TASK DIRECTIONS: Examine the material below. Gather every line in which the string "officials" appears.

(Extracted data entries)
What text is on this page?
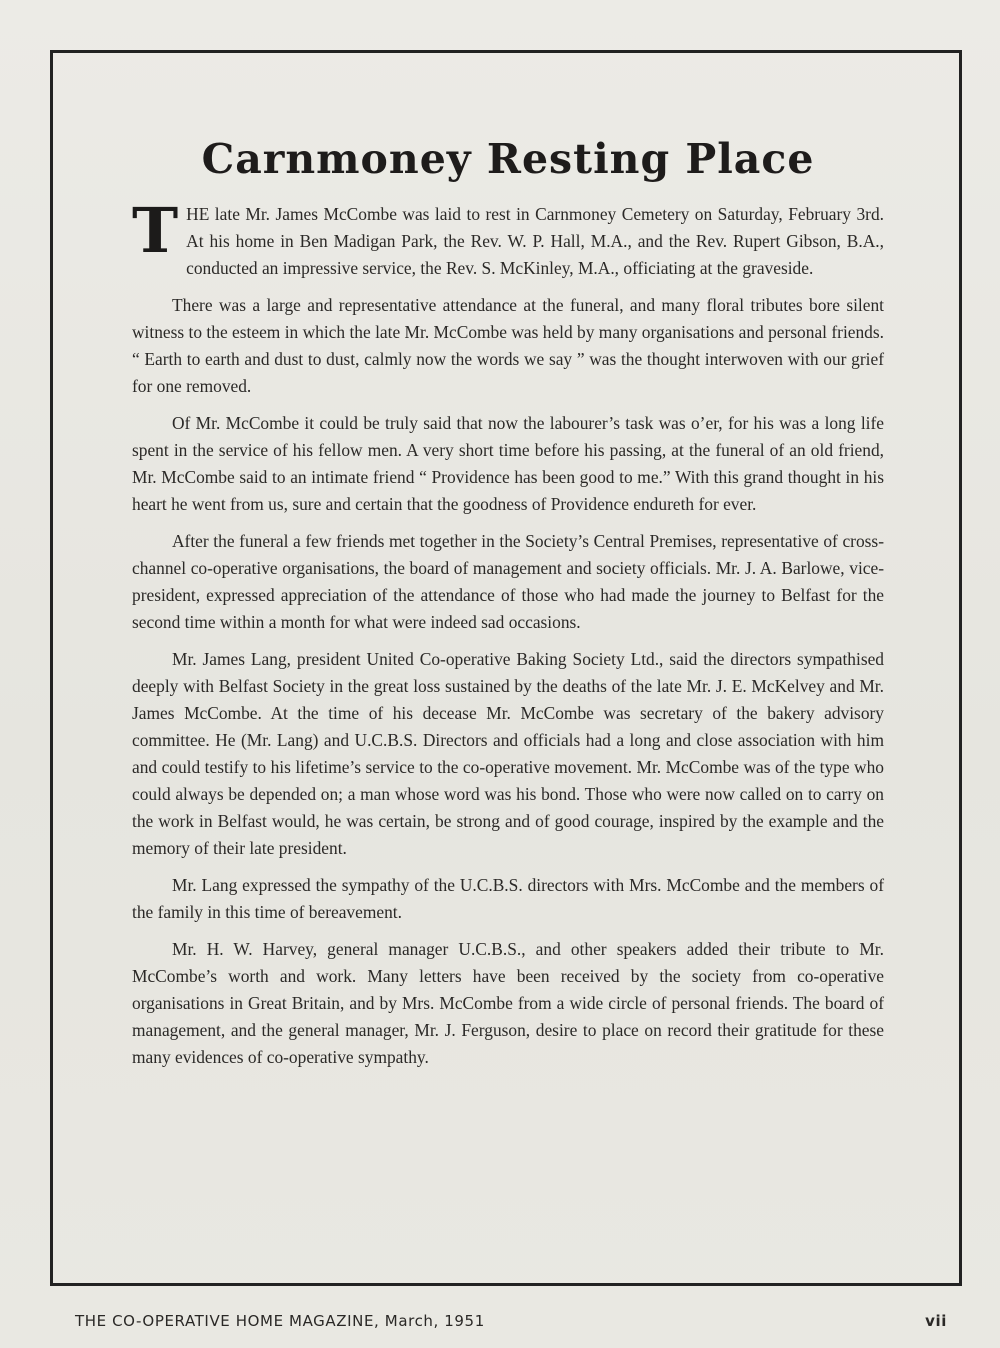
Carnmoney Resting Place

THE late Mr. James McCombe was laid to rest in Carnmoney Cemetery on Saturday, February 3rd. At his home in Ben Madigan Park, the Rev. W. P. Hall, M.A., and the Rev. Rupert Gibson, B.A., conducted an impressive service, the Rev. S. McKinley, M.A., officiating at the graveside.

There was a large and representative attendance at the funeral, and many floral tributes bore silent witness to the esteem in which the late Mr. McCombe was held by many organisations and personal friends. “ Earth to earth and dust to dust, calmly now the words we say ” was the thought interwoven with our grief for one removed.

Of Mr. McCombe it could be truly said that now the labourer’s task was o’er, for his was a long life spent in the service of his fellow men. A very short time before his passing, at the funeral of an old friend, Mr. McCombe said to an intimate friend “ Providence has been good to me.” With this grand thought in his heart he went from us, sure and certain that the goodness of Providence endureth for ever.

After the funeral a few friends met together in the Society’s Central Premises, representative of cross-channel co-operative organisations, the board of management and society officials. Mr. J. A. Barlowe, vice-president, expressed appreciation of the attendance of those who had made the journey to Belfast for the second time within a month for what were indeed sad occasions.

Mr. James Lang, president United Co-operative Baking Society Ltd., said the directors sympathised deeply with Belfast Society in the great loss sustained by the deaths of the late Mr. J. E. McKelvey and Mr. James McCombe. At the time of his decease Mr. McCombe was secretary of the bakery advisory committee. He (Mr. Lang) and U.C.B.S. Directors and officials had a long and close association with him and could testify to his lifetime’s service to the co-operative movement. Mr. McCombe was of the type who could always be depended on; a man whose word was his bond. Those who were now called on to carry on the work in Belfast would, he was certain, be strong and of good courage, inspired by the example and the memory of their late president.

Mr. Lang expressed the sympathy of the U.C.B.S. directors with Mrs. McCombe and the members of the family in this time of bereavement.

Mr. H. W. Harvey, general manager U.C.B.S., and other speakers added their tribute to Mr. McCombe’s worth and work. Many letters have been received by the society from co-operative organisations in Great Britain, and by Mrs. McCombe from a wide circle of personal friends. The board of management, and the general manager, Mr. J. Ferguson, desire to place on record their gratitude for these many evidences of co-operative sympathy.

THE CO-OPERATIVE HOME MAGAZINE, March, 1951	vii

SOLUTION FOR THIS EXERCISE:
After the funeral a few friends met together in the Society’s Central Premises, representative of cross-channel co-operative organisations, the board of management and society officials. Mr. J. A. Barlowe, vice-president, expressed appreciation of the attendance of those who had made the journey to Belfast for the second time within a month for what were indeed sad occasions.
Mr. James Lang, president United Co-operative Baking Society Ltd., said the directors sympathised deeply with Belfast Society in the great loss sustained by the deaths of the late Mr. J. E. McKelvey and Mr. James McCombe. At the time of his decease Mr. McCombe was secretary of the bakery advisory committee. He (Mr. Lang) and U.C.B.S. Directors and officials had a long and close association with him and could testify to his lifetime’s service to the co-operative movement. Mr. McCombe was of the type who could always be depended on; a man whose word was his bond. Those who were now called on to carry on the work in Belfast would, he was certain, be strong and of good courage, inspired by the example and the memory of their late president.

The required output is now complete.